(Collected data entries)
○ ○ ○ ○
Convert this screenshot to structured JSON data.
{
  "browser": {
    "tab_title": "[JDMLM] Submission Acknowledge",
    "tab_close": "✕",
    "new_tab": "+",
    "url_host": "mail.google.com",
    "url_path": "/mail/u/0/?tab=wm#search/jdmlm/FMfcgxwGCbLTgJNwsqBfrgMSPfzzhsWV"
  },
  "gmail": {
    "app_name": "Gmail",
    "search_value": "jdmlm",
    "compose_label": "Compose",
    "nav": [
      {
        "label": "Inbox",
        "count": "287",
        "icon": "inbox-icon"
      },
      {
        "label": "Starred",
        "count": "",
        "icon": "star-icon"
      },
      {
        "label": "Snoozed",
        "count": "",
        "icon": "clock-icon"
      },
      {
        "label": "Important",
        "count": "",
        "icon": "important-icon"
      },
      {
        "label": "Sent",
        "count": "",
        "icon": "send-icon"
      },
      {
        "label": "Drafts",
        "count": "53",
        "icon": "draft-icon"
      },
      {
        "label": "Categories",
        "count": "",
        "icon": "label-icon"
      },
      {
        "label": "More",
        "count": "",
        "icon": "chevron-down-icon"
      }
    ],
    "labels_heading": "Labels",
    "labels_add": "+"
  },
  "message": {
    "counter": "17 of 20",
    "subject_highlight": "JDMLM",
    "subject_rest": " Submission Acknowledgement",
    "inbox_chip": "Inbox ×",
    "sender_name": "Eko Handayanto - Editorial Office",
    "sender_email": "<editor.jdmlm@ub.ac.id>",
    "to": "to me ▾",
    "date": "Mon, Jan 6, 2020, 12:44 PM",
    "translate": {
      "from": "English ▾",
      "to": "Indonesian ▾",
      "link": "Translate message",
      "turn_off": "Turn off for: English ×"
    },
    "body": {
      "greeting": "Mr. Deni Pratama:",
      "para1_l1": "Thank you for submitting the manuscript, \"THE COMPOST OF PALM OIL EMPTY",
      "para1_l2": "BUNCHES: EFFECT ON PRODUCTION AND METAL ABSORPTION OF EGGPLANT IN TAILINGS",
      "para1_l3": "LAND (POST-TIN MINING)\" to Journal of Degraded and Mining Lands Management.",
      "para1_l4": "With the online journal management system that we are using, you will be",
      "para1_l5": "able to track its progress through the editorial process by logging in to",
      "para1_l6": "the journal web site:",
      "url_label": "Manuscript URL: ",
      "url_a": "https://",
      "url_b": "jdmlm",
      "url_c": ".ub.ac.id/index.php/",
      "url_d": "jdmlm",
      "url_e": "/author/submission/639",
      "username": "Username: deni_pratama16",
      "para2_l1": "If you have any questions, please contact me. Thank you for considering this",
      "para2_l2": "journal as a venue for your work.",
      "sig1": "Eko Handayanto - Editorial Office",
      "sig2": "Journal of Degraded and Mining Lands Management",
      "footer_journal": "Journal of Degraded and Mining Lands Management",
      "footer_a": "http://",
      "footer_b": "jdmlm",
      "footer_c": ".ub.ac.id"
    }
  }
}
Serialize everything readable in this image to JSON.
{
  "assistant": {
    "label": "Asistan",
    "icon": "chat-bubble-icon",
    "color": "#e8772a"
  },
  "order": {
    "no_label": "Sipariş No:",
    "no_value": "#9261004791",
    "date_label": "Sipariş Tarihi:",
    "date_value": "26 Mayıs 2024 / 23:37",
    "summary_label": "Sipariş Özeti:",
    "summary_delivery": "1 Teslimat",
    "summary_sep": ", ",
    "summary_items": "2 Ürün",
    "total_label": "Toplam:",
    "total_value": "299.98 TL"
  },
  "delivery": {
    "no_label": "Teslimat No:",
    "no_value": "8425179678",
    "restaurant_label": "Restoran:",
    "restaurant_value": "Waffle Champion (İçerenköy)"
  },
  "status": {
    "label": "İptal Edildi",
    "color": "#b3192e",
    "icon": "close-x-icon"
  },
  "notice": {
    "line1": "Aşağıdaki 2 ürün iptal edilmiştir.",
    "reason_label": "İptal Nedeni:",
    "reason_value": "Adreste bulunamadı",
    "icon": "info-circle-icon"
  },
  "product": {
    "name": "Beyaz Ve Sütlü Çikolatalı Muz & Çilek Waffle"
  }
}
○ ○ ○ ○
Set problem => Find every line that holds "Handayanto" and copy it.

Output for this task =>
    "sender_name": "Eko Handayanto - Editorial Office",
      "sig1": "Eko Handayanto - Editorial Office",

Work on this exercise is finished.